| The exercise |
All lines below must be repeated exactly, with the pictures omitted.

### Material supplied

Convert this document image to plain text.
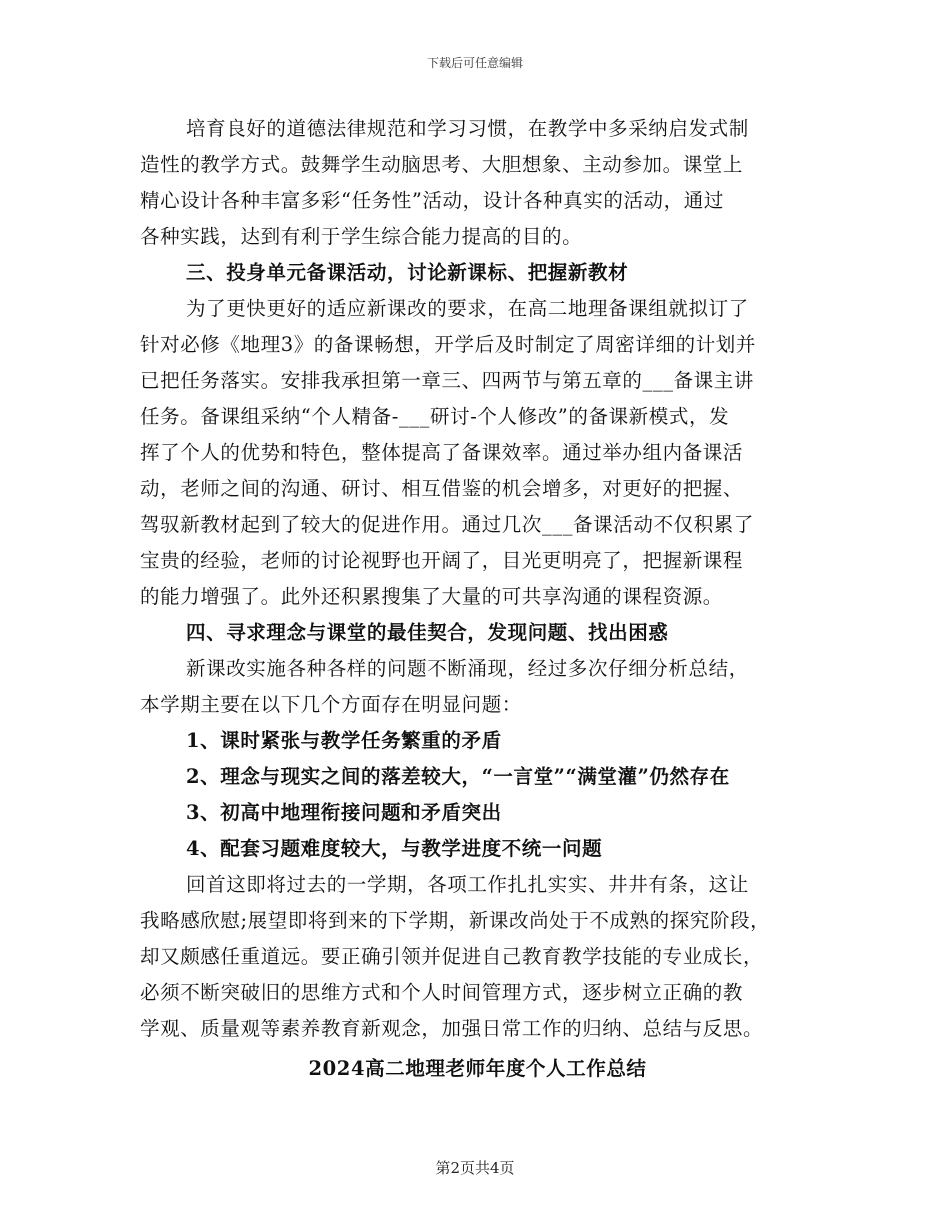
下载后可任意编辑
培育良好的道德法律规范和学习习惯，在教学中多采纳启发式制
造性的教学方式。鼓舞学生动脑思考、大胆想象、主动参加。课堂上
精心设计各种丰富多彩“任务性”活动，设计各种真实的活动，通过
各种实践，达到有利于学生综合能力提高的目的。
三、投身单元备课活动，讨论新课标、把握新教材
为了更快更好的适应新课改的要求，在高二地理备课组就拟订了
针对必修《地理3》的备课畅想，开学后及时制定了周密详细的计划并
已把任务落实。安排我承担第一章三、四两节与第五章的___备课主讲
任务。备课组采纳“个人精备-___研讨-个人修改”的备课新模式，发
挥了个人的优势和特色，整体提高了备课效率。通过举办组内备课活
动，老师之间的沟通、研讨、相互借鉴的机会增多，对更好的把握、
驾驭新教材起到了较大的促进作用。通过几次___备课活动不仅积累了
宝贵的经验，老师的讨论视野也开阔了，目光更明亮了，把握新课程
的能力增强了。此外还积累搜集了大量的可共享沟通的课程资源。
四、寻求理念与课堂的最佳契合，发现问题、找出困惑
新课改实施各种各样的问题不断涌现，经过多次仔细分析总结，
本学期主要在以下几个方面存在明显问题：
1、课时紧张与教学任务繁重的矛盾
2、理念与现实之间的落差较大，“一言堂”“满堂灌”仍然存在
3、初高中地理衔接问题和矛盾突出
4、配套习题难度较大，与教学进度不统一问题
回首这即将过去的一学期，各项工作扎扎实实、井井有条，这让
我略感欣慰;展望即将到来的下学期，新课改尚处于不成熟的探究阶段，
却又颇感任重道远。要正确引领并促进自己教育教学技能的专业成长，
必须不断突破旧的思维方式和个人时间管理方式，逐步树立正确的教
学观、质量观等素养教育新观念，加强日常工作的归纳、总结与反思。
2024高二地理老师年度个人工作总结
第2页共4页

######

| Answer to the exercise |
Convert this document image to plain text.
下载后可任意编辑
培育良好的道德法律规范和学习习惯，在教学中多采纳启发式制
造性的教学方式。鼓舞学生动脑思考、大胆想象、主动参加。课堂上
精心设计各种丰富多彩“任务性”活动，设计各种真实的活动，通过
各种实践，达到有利于学生综合能力提高的目的。
三、投身单元备课活动，讨论新课标、把握新教材
为了更快更好的适应新课改的要求，在高二地理备课组就拟订了
针对必修《地理3》的备课畅想，开学后及时制定了周密详细的计划并
已把任务落实。安排我承担第一章三、四两节与第五章的___备课主讲
任务。备课组采纳“个人精备-___研讨-个人修改”的备课新模式，发
挥了个人的优势和特色，整体提高了备课效率。通过举办组内备课活
动，老师之间的沟通、研讨、相互借鉴的机会增多，对更好的把握、
驾驭新教材起到了较大的促进作用。通过几次___备课活动不仅积累了
宝贵的经验，老师的讨论视野也开阔了，目光更明亮了，把握新课程
的能力增强了。此外还积累搜集了大量的可共享沟通的课程资源。
四、寻求理念与课堂的最佳契合，发现问题、找出困惑
新课改实施各种各样的问题不断涌现，经过多次仔细分析总结，
本学期主要在以下几个方面存在明显问题：
1、课时紧张与教学任务繁重的矛盾
2、理念与现实之间的落差较大，“一言堂”“满堂灌”仍然存在
3、初高中地理衔接问题和矛盾突出
4、配套习题难度较大，与教学进度不统一问题
回首这即将过去的一学期，各项工作扎扎实实、井井有条，这让
我略感欣慰;展望即将到来的下学期，新课改尚处于不成熟的探究阶段，
却又颇感任重道远。要正确引领并促进自己教育教学技能的专业成长，
必须不断突破旧的思维方式和个人时间管理方式，逐步树立正确的教
学观、质量观等素养教育新观念，加强日常工作的归纳、总结与反思。
2024高二地理老师年度个人工作总结
第2页共4页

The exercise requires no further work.